__What you have to do__:
Leave out the pictures and transcribe everything else exactly.

==========

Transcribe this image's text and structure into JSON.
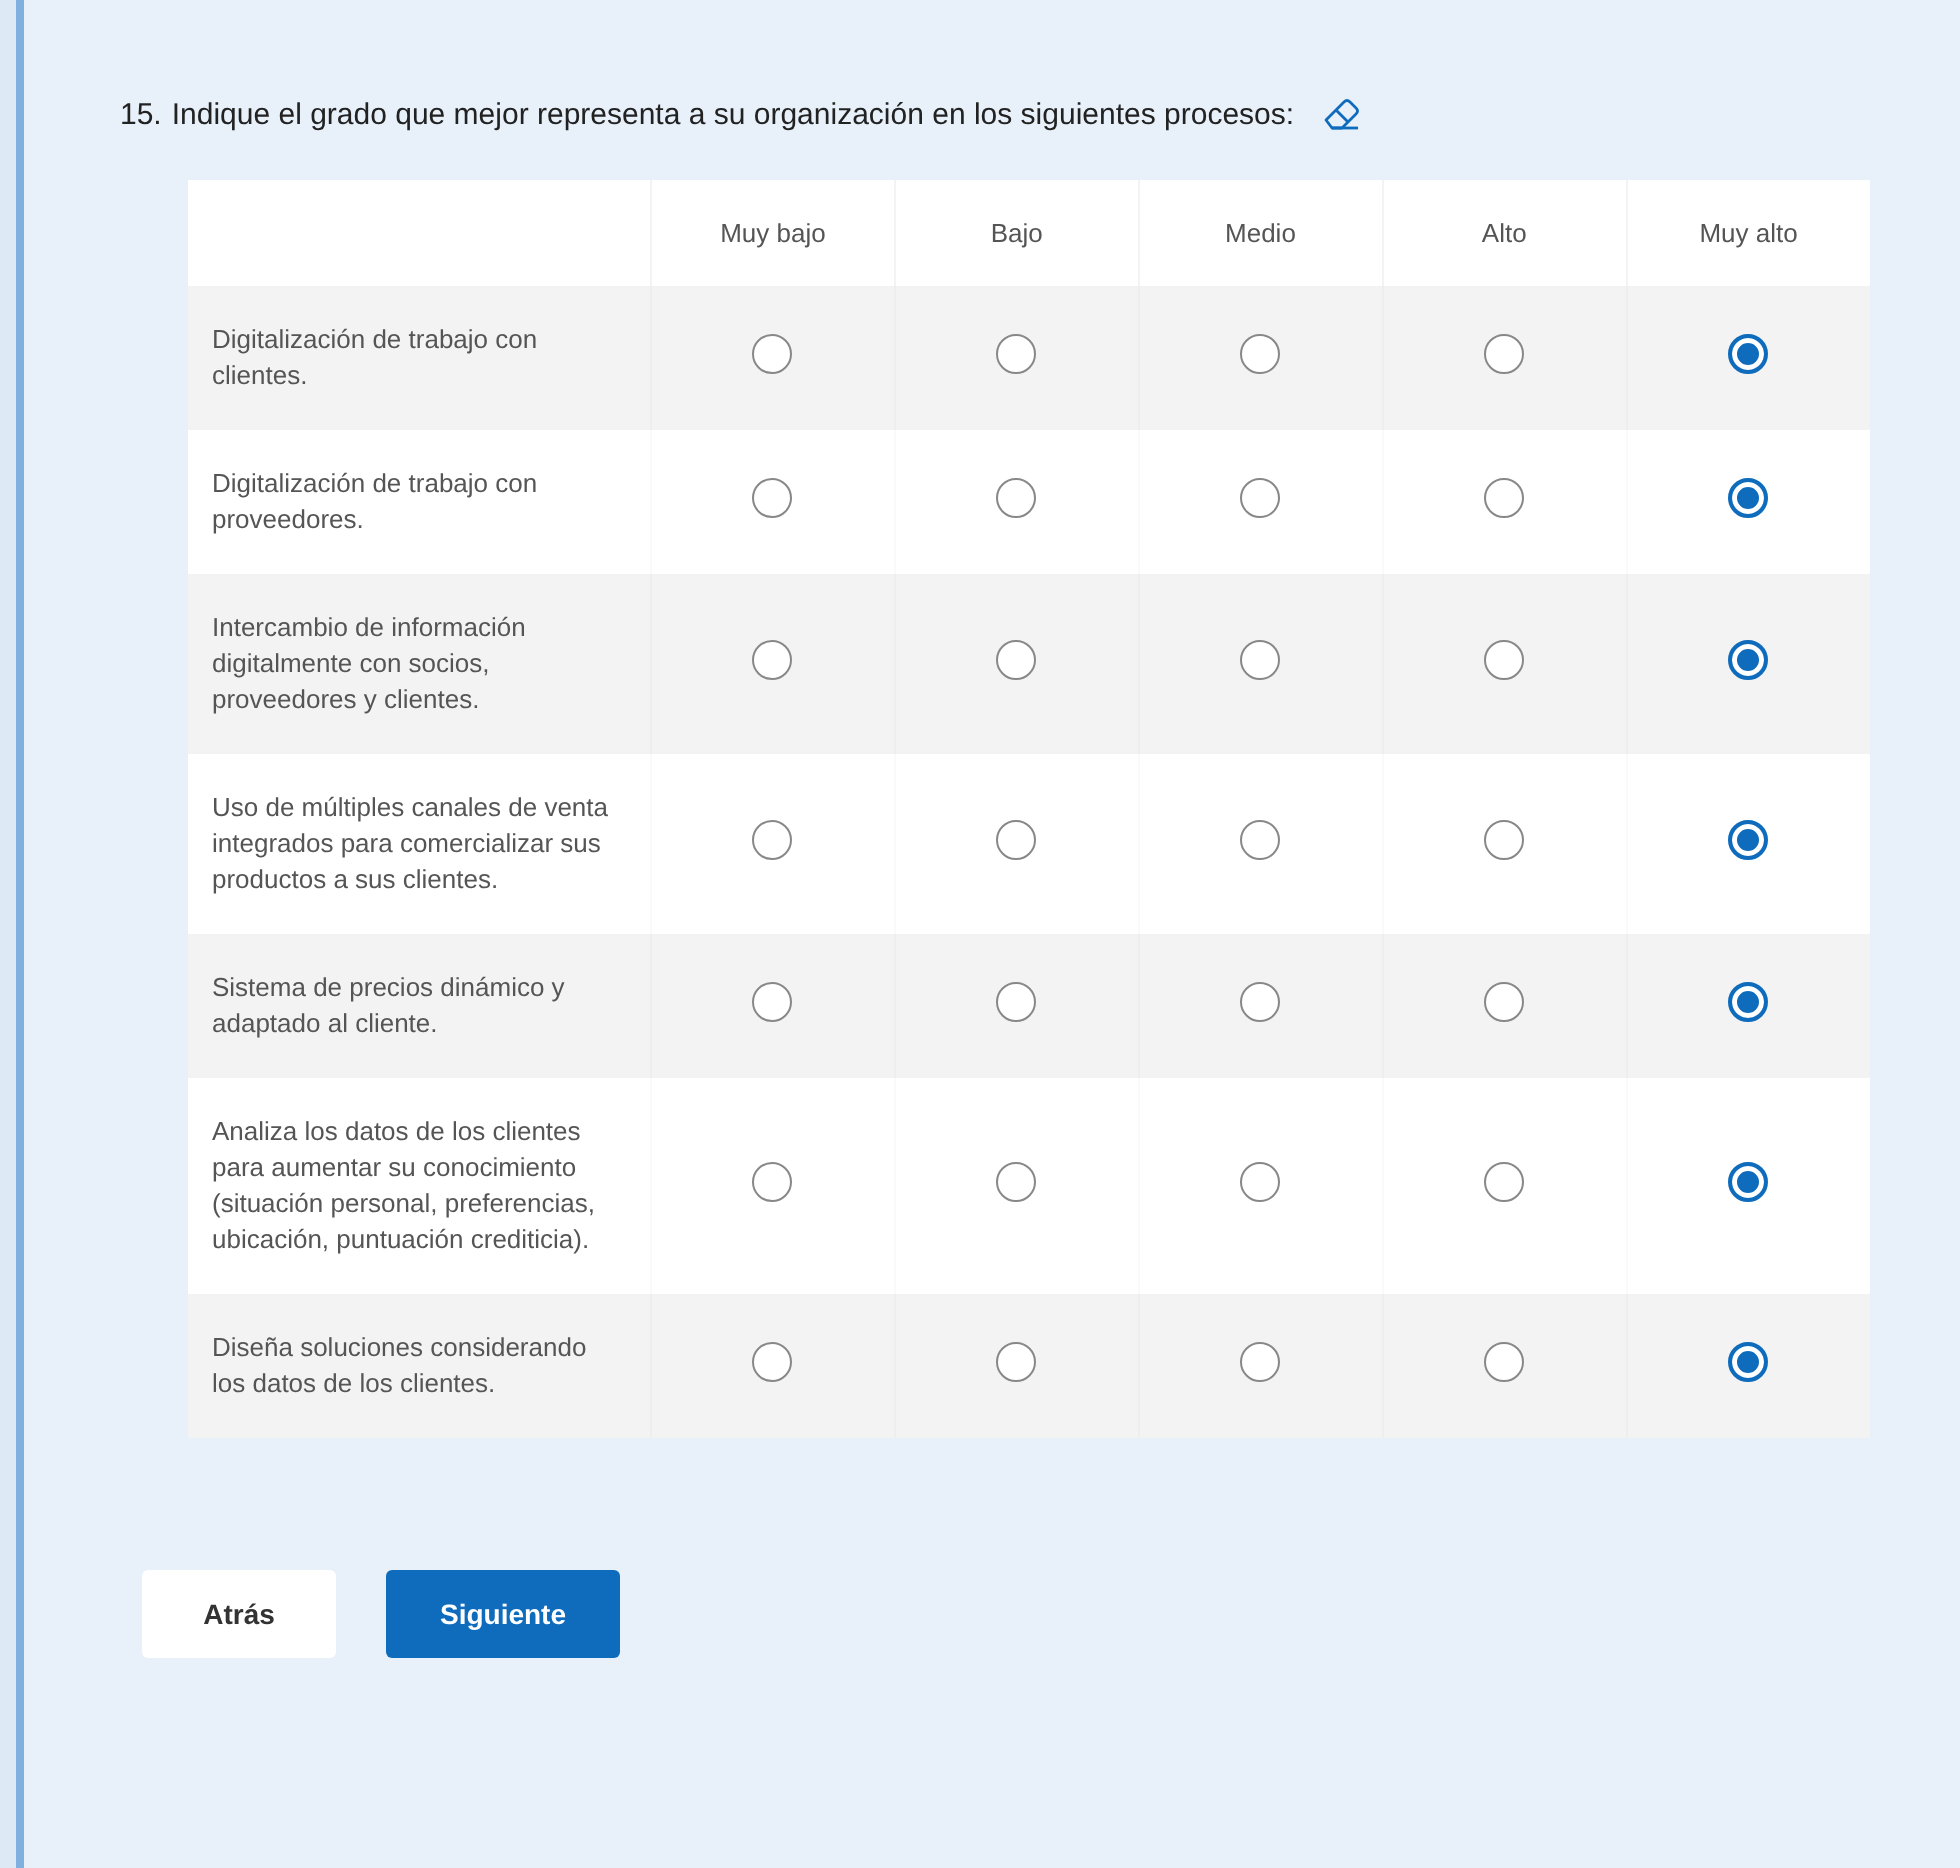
{
  "question": {
    "number": "15.",
    "text": "Indique el grado que mejor representa a su organización en los siguientes procesos:"
  },
  "columns": [
    "Muy bajo",
    "Bajo",
    "Medio",
    "Alto",
    "Muy alto"
  ],
  "rows": [
    {
      "label": "Digitalización de trabajo con clientes.",
      "options": [
        {
          "selected": false
        },
        {
          "selected": false
        },
        {
          "selected": false
        },
        {
          "selected": false
        },
        {
          "selected": true
        }
      ]
    },
    {
      "label": "Digitalización de trabajo con proveedores.",
      "options": [
        {
          "selected": false
        },
        {
          "selected": false
        },
        {
          "selected": false
        },
        {
          "selected": false
        },
        {
          "selected": true
        }
      ]
    },
    {
      "label": "Intercambio de información digitalmente con socios, proveedores y clientes.",
      "options": [
        {
          "selected": false
        },
        {
          "selected": false
        },
        {
          "selected": false
        },
        {
          "selected": false
        },
        {
          "selected": true
        }
      ]
    },
    {
      "label": "Uso de múltiples canales de venta integrados para comercializar sus productos a sus clientes.",
      "options": [
        {
          "selected": false
        },
        {
          "selected": false
        },
        {
          "selected": false
        },
        {
          "selected": false
        },
        {
          "selected": true
        }
      ]
    },
    {
      "label": "Sistema de precios dinámico y adaptado al cliente.",
      "options": [
        {
          "selected": false
        },
        {
          "selected": false
        },
        {
          "selected": false
        },
        {
          "selected": false
        },
        {
          "selected": true
        }
      ]
    },
    {
      "label": "Analiza los datos de los clientes para aumentar su conocimiento (situación personal, preferencias, ubicación, puntuación crediticia).",
      "options": [
        {
          "selected": false
        },
        {
          "selected": false
        },
        {
          "selected": false
        },
        {
          "selected": false
        },
        {
          "selected": true
        }
      ]
    },
    {
      "label": "Diseña soluciones considerando los datos de los clientes.",
      "options": [
        {
          "selected": false
        },
        {
          "selected": false
        },
        {
          "selected": false
        },
        {
          "selected": false
        },
        {
          "selected": true
        }
      ]
    }
  ],
  "buttons": [
    {
      "label": "Atrás",
      "kind": "secondary"
    },
    {
      "label": "Siguiente",
      "kind": "primary"
    }
  ]
}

==========

__Answer__:
Transcribe this image's text and structure into JSON.
{
  "question": {
    "number": "15.",
    "text": "Indique el grado que mejor representa a su organización en los siguientes procesos:"
  },
  "columns": [
    "Muy bajo",
    "Bajo",
    "Medio",
    "Alto",
    "Muy alto"
  ],
  "rows": [
    {
      "label": "Digitalización de trabajo con clientes.",
      "options": [
        {
          "selected": false
        },
        {
          "selected": false
        },
        {
          "selected": false
        },
        {
          "selected": false
        },
        {
          "selected": true
        }
      ]
    },
    {
      "label": "Digitalización de trabajo con proveedores.",
      "options": [
        {
          "selected": false
        },
        {
          "selected": false
        },
        {
          "selected": false
        },
        {
          "selected": false
        },
        {
          "selected": true
        }
      ]
    },
    {
      "label": "Intercambio de información digitalmente con socios, proveedores y clientes.",
      "options": [
        {
          "selected": false
        },
        {
          "selected": false
        },
        {
          "selected": false
        },
        {
          "selected": false
        },
        {
          "selected": true
        }
      ]
    },
    {
      "label": "Uso de múltiples canales de venta integrados para comercializar sus productos a sus clientes.",
      "options": [
        {
          "selected": false
        },
        {
          "selected": false
        },
        {
          "selected": false
        },
        {
          "selected": false
        },
        {
          "selected": true
        }
      ]
    },
    {
      "label": "Sistema de precios dinámico y adaptado al cliente.",
      "options": [
        {
          "selected": false
        },
        {
          "selected": false
        },
        {
          "selected": false
        },
        {
          "selected": false
        },
        {
          "selected": true
        }
      ]
    },
    {
      "label": "Analiza los datos de los clientes para aumentar su conocimiento (situación personal, preferencias, ubicación, puntuación crediticia).",
      "options": [
        {
          "selected": false
        },
        {
          "selected": false
        },
        {
          "selected": false
        },
        {
          "selected": false
        },
        {
          "selected": true
        }
      ]
    },
    {
      "label": "Diseña soluciones considerando los datos de los clientes.",
      "options": [
        {
          "selected": false
        },
        {
          "selected": false
        },
        {
          "selected": false
        },
        {
          "selected": false
        },
        {
          "selected": true
        }
      ]
    }
  ],
  "buttons": [
    {
      "label": "Atrás",
      "kind": "secondary"
    },
    {
      "label": "Siguiente",
      "kind": "primary"
    }
  ]
}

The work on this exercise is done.